Short exercise: State how many lines in the entries below contain "index". Write nothing but the number.

Supplied entries:
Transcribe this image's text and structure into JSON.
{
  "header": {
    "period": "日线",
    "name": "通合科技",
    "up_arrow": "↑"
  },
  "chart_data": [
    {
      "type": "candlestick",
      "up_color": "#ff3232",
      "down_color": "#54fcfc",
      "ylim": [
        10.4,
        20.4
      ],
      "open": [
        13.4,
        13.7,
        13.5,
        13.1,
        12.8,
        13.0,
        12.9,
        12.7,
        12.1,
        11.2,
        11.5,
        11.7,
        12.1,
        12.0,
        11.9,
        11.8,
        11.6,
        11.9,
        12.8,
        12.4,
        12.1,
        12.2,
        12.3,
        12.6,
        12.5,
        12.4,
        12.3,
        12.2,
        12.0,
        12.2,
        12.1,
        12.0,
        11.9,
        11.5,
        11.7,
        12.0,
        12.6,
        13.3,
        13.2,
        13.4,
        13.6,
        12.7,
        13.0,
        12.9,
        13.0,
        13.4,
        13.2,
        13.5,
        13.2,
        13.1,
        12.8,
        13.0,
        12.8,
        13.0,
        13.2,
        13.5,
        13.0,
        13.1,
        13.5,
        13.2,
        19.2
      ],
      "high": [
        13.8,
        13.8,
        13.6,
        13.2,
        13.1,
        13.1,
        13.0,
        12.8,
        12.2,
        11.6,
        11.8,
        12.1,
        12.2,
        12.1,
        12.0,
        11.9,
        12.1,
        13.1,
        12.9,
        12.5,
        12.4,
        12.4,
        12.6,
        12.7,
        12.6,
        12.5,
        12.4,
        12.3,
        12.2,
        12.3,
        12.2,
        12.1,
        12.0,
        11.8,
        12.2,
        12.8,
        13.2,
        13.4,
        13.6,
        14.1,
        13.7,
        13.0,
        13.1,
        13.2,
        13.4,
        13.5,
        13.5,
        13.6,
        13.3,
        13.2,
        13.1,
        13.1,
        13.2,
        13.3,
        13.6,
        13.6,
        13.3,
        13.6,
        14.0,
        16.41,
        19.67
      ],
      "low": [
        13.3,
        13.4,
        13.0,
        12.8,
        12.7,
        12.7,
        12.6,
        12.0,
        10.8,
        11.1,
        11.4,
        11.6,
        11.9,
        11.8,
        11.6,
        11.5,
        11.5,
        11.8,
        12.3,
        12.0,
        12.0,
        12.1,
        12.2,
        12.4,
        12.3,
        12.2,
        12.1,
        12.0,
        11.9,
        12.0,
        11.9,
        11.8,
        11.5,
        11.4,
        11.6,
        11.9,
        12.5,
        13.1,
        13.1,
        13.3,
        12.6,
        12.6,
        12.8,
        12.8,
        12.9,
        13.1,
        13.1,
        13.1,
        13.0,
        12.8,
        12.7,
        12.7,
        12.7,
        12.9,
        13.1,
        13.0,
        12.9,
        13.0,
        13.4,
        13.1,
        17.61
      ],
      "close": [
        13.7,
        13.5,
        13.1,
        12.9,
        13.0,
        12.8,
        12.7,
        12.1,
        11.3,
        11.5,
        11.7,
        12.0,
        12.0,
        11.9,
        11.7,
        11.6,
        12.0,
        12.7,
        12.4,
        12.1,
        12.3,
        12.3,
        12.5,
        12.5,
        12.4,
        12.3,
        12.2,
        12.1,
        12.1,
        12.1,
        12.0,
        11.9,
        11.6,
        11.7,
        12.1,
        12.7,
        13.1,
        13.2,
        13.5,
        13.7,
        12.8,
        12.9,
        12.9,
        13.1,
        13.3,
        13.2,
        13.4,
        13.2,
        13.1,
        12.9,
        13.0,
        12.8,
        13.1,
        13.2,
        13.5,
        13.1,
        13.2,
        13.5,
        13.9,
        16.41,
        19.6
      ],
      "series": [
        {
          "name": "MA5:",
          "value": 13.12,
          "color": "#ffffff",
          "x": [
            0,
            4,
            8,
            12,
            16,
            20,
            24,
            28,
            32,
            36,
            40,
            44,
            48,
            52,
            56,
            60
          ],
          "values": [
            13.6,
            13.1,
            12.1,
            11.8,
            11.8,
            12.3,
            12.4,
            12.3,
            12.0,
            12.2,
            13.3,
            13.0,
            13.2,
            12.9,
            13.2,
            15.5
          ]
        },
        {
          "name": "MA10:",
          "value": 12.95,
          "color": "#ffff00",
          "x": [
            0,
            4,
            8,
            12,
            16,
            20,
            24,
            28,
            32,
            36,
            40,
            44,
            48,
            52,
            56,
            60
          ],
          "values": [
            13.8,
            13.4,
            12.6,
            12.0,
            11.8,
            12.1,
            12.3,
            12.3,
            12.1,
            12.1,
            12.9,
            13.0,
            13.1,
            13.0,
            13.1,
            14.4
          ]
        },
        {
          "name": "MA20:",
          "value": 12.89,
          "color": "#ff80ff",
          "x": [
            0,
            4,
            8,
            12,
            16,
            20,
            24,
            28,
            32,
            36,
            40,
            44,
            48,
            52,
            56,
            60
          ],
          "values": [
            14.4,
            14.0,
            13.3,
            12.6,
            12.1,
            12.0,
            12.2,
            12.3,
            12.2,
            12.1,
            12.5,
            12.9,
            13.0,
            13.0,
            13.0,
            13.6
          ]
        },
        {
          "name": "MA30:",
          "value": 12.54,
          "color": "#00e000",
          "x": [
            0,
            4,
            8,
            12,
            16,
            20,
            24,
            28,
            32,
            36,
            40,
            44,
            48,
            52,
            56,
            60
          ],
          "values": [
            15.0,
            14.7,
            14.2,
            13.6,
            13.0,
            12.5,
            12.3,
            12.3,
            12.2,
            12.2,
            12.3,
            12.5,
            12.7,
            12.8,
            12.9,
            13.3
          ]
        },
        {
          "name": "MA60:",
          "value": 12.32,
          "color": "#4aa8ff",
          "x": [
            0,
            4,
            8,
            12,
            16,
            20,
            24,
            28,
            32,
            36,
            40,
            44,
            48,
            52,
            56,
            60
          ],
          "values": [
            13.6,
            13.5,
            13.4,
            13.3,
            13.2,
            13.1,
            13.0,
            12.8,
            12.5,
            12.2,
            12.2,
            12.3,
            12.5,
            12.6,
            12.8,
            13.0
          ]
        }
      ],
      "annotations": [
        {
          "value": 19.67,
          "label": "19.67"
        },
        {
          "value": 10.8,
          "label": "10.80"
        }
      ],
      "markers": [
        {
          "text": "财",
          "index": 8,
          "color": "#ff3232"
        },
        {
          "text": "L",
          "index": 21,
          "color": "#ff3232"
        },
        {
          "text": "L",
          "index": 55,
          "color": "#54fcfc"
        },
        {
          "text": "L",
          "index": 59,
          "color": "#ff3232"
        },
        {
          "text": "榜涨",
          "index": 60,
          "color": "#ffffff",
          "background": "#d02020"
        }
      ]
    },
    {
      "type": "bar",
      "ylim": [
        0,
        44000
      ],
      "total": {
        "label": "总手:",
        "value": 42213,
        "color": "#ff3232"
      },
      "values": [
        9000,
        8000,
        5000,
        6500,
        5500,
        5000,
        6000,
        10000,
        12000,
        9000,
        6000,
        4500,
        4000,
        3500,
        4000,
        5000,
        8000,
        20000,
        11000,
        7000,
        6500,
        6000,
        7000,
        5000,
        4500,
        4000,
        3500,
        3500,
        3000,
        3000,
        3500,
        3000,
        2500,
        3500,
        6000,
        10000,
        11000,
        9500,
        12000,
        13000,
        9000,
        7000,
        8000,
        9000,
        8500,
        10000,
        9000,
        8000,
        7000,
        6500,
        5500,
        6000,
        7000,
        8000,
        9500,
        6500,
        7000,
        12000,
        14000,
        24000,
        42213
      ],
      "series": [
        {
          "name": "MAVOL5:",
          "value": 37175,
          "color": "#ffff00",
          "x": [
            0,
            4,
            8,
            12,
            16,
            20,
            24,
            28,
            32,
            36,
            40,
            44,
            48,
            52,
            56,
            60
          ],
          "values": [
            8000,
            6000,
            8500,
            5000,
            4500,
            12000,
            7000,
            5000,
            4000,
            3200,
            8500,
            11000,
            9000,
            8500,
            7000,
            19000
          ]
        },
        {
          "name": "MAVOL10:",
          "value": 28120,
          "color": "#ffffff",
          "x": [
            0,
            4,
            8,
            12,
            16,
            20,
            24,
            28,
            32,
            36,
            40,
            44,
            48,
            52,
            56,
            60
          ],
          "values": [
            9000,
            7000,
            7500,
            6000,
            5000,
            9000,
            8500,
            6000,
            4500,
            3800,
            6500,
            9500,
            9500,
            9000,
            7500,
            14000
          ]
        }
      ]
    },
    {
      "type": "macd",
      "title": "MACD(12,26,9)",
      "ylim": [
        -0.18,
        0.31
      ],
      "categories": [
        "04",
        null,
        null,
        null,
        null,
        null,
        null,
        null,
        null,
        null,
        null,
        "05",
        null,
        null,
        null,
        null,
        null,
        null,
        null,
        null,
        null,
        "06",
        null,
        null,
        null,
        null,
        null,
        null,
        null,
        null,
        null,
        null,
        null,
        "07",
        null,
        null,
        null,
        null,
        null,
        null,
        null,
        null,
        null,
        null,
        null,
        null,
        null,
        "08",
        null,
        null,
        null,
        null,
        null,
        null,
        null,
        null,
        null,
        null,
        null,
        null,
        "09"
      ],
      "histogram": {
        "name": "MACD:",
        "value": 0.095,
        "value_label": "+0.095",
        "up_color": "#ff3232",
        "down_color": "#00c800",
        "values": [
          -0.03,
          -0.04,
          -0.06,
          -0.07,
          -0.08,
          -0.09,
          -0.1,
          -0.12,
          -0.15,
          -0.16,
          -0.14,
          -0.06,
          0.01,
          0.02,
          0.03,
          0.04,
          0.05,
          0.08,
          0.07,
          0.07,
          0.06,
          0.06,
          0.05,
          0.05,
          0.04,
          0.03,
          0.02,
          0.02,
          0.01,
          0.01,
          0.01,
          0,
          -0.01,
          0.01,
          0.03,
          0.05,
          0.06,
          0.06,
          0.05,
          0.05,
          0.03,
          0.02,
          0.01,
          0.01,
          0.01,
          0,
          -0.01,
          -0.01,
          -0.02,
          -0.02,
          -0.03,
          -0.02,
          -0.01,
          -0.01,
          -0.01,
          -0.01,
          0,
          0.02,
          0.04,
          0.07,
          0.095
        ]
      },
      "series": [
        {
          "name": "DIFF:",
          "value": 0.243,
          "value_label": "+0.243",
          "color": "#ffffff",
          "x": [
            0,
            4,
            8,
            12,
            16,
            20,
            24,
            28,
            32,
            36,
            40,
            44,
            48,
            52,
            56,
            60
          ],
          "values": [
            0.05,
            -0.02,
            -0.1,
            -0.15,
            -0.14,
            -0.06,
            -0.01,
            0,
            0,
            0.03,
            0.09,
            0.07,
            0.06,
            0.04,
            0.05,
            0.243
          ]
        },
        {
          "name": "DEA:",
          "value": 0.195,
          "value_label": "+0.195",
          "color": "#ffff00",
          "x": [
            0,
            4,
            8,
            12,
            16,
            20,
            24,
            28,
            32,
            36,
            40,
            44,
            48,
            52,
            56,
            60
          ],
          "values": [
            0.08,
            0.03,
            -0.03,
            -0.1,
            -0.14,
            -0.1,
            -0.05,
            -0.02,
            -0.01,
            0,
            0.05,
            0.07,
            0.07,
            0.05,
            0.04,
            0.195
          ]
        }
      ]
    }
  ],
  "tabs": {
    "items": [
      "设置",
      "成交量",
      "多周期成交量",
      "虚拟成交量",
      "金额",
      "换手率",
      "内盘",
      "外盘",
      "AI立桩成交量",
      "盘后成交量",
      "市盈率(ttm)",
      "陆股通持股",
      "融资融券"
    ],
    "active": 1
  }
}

Complete response: 5